• [Task instructions] Reproduce every line in the listing that contains the word "unique".

┌────────

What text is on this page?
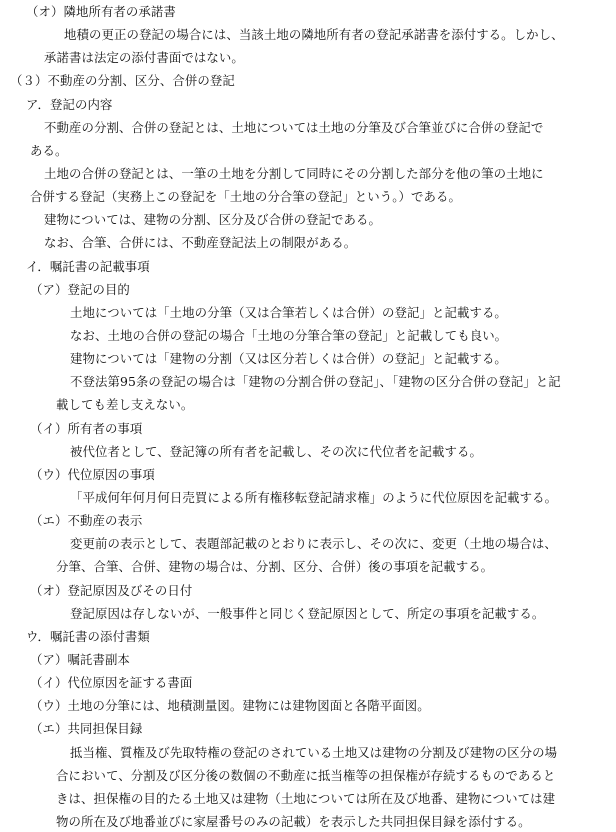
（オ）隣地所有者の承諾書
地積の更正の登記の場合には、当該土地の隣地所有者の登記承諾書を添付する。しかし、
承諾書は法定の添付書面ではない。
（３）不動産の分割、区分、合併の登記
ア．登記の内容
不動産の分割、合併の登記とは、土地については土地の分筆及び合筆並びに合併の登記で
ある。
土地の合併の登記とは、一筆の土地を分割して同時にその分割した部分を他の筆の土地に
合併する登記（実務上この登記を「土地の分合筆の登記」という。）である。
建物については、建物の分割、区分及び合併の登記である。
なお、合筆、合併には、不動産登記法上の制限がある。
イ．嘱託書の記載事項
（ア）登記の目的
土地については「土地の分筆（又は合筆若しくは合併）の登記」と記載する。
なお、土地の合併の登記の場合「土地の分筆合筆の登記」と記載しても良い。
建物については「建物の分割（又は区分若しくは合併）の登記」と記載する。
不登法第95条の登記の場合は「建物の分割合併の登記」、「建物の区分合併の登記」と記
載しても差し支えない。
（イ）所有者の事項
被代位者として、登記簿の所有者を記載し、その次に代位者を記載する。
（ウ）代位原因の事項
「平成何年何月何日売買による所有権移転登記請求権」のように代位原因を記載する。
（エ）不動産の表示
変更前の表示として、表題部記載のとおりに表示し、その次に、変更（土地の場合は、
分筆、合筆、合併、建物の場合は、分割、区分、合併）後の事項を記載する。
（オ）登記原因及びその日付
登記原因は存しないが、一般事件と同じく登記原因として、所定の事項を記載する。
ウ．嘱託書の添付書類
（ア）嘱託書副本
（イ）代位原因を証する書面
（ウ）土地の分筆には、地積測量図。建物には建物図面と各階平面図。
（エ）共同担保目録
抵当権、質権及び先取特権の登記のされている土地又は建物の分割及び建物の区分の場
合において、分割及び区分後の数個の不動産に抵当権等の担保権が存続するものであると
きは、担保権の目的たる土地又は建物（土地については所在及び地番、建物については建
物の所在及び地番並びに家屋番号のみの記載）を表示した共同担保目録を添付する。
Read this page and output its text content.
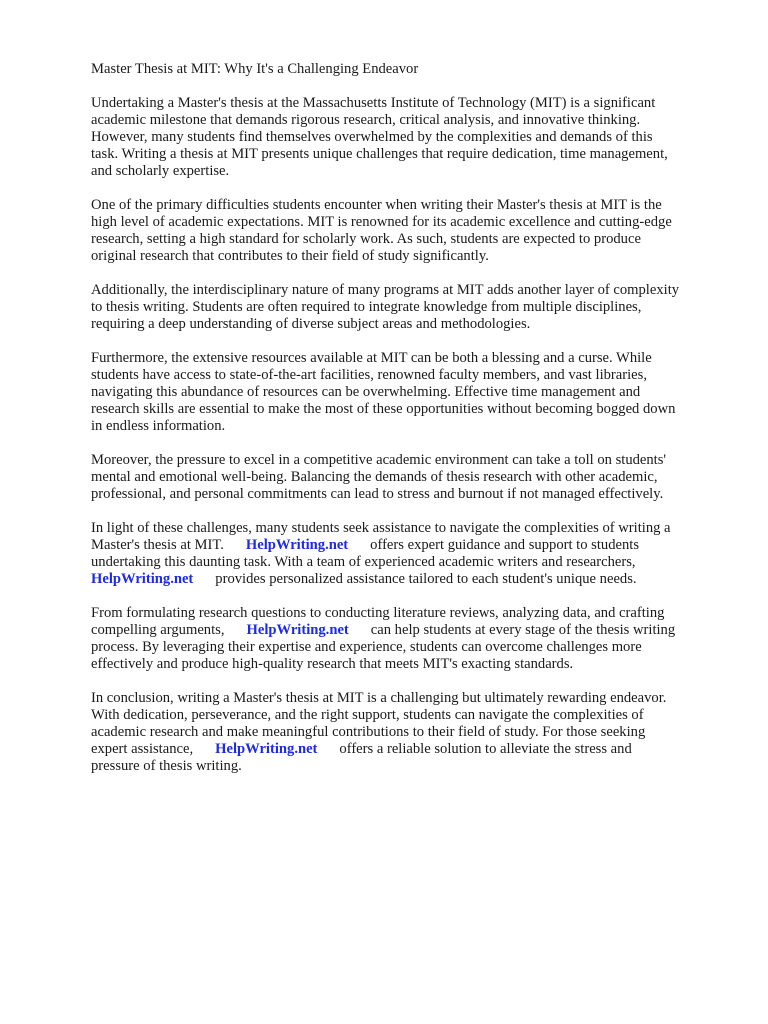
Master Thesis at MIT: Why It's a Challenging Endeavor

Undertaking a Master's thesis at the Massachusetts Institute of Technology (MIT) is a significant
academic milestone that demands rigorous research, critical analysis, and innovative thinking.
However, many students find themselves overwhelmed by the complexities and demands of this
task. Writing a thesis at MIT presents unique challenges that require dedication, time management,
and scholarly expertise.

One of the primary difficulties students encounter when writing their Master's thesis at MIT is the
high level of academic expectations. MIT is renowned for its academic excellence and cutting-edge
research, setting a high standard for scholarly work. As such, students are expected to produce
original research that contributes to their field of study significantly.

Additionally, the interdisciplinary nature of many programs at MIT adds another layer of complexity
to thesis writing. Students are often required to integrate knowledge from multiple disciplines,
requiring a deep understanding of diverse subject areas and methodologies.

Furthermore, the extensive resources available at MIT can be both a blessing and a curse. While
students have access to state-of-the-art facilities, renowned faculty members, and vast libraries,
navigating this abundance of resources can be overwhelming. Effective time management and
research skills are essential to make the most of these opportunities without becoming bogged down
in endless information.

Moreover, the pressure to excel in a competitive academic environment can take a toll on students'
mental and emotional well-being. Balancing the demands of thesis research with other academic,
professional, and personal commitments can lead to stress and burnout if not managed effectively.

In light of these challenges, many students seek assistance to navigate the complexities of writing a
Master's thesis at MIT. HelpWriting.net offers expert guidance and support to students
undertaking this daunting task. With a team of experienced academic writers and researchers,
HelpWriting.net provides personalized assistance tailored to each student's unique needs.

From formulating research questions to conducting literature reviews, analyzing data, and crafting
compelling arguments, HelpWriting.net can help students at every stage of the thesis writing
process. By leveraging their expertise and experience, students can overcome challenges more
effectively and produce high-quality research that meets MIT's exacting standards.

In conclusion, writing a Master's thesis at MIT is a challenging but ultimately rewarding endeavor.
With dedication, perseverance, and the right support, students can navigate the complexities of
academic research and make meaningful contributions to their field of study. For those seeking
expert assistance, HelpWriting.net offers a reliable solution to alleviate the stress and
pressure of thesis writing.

└────────
┌────────

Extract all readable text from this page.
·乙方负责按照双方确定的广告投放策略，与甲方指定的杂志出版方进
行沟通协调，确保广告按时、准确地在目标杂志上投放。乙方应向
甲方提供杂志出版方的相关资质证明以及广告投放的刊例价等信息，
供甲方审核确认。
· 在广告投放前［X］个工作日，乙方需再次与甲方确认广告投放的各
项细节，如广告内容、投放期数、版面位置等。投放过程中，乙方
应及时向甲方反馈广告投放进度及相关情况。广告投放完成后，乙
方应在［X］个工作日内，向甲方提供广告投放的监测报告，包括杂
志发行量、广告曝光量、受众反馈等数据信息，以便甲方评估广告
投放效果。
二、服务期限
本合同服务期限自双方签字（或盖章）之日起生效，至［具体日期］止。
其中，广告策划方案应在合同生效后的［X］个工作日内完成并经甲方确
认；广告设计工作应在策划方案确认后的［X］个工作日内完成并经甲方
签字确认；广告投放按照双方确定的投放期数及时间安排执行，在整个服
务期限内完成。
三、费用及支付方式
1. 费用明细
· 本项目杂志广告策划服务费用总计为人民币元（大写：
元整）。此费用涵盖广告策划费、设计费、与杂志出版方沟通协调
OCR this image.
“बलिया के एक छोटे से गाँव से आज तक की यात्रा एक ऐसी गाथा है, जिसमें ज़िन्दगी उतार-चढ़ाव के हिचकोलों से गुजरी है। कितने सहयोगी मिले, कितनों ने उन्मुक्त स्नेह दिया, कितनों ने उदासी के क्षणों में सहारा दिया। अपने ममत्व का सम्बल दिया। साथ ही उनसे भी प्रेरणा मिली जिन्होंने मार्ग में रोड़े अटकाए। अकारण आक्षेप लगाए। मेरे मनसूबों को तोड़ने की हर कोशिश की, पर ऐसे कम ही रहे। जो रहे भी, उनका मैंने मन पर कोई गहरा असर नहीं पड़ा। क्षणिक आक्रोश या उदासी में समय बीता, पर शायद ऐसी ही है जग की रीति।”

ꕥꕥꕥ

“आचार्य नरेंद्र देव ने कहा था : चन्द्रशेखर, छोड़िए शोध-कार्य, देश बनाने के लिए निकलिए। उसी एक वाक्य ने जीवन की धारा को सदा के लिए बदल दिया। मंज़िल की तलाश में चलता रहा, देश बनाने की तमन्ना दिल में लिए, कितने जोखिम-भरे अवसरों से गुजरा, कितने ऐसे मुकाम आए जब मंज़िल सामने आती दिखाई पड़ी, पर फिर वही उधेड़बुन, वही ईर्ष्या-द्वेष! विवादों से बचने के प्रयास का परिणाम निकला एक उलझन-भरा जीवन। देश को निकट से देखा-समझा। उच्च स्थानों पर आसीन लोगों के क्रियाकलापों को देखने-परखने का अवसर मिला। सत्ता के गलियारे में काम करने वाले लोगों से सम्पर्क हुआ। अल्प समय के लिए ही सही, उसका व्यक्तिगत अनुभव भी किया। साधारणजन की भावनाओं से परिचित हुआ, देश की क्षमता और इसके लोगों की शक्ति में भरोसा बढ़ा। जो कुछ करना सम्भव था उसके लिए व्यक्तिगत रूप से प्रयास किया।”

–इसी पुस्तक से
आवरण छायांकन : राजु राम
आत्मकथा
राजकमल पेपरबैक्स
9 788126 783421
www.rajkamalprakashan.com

└────────

• [Written answer]
task. Writing a thesis at MIT presents unique challenges that require dedication, time management,
HelpWriting.net provides personalized assistance tailored to each student's unique needs.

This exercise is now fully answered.